Without the pictures, print each of the records below exactly as it appears.

* begin Entries provided *

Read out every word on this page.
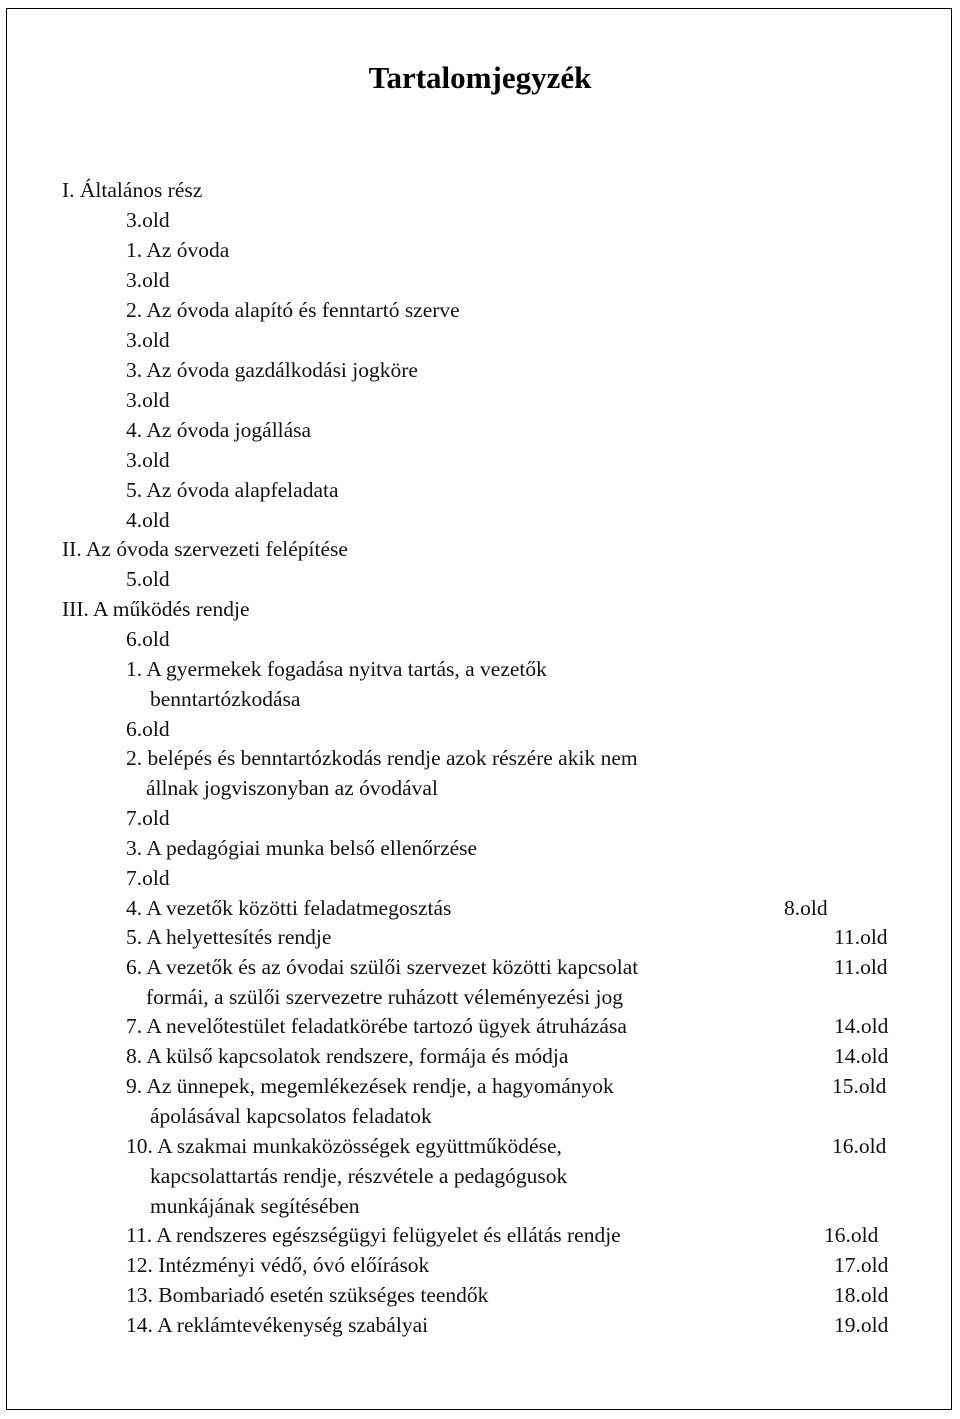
Tartalomjegyzék
I. Általános rész
3.old
1. Az óvoda
3.old
2. Az óvoda alapító és fenntartó szerve
3.old
3. Az óvoda gazdálkodási jogköre
3.old
4. Az óvoda jogállása
3.old
5. Az óvoda alapfeladata
4.old
II. Az óvoda szervezeti felépítése
5.old
III. A működés rendje
6.old
1. A gyermekek fogadása nyitva tartás, a vezetők
benntartózkodása
6.old
2. belépés és benntartózkodás rendje azok részére akik nem
állnak jogviszonyban az óvodával
7.old
3. A pedagógiai munka belső ellenőrzése
7.old
4. A vezetők közötti feladatmegosztás
5. A helyettesítés rendje
6. A vezetők és az óvodai szülői szervezet közötti kapcsolat
formái, a szülői szervezetre ruházott véleményezési jog
7. A nevelőtestület feladatkörébe tartozó ügyek átruházása
8. A külső kapcsolatok rendszere, formája és módja
9. Az ünnepek, megemlékezések rendje, a hagyományok
ápolásával kapcsolatos feladatok
10. A szakmai munkaközösségek együttműködése,
kapcsolattartás rendje, részvétele a pedagógusok
munkájának segítésében
11. A rendszeres egészségügyi felügyelet és ellátás rendje
12. Intézményi védő, óvó előírások
13. Bombariadó esetén szükséges teendők
14. A reklámtevékenység szabályai
8.old
11.old
11.old
14.old
14.old
15.old
16.old
16.old
17.old
18.old
19.old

* end Entries provided *

Exercise result:
Read out every word on this page.
Tartalomjegyzék
I. Általános rész
3.old
1. Az óvoda
3.old
2. Az óvoda alapító és fenntartó szerve
3.old
3. Az óvoda gazdálkodási jogköre
3.old
4. Az óvoda jogállása
3.old
5. Az óvoda alapfeladata
4.old
II. Az óvoda szervezeti felépítése
5.old
III. A működés rendje
6.old
1. A gyermekek fogadása nyitva tartás, a vezetők
benntartózkodása
6.old
2. belépés és benntartózkodás rendje azok részére akik nem
állnak jogviszonyban az óvodával
7.old
3. A pedagógiai munka belső ellenőrzése
7.old
4. A vezetők közötti feladatmegosztás
5. A helyettesítés rendje
6. A vezetők és az óvodai szülői szervezet közötti kapcsolat
formái, a szülői szervezetre ruházott véleményezési jog
7. A nevelőtestület feladatkörébe tartozó ügyek átruházása
8. A külső kapcsolatok rendszere, formája és módja
9. Az ünnepek, megemlékezések rendje, a hagyományok
ápolásával kapcsolatos feladatok
10. A szakmai munkaközösségek együttműködése,
kapcsolattartás rendje, részvétele a pedagógusok
munkájának segítésében
11. A rendszeres egészségügyi felügyelet és ellátás rendje
12. Intézményi védő, óvó előírások
13. Bombariadó esetén szükséges teendők
14. A reklámtevékenység szabályai
8.old
11.old
11.old
14.old
14.old
15.old
16.old
16.old
17.old
18.old
19.old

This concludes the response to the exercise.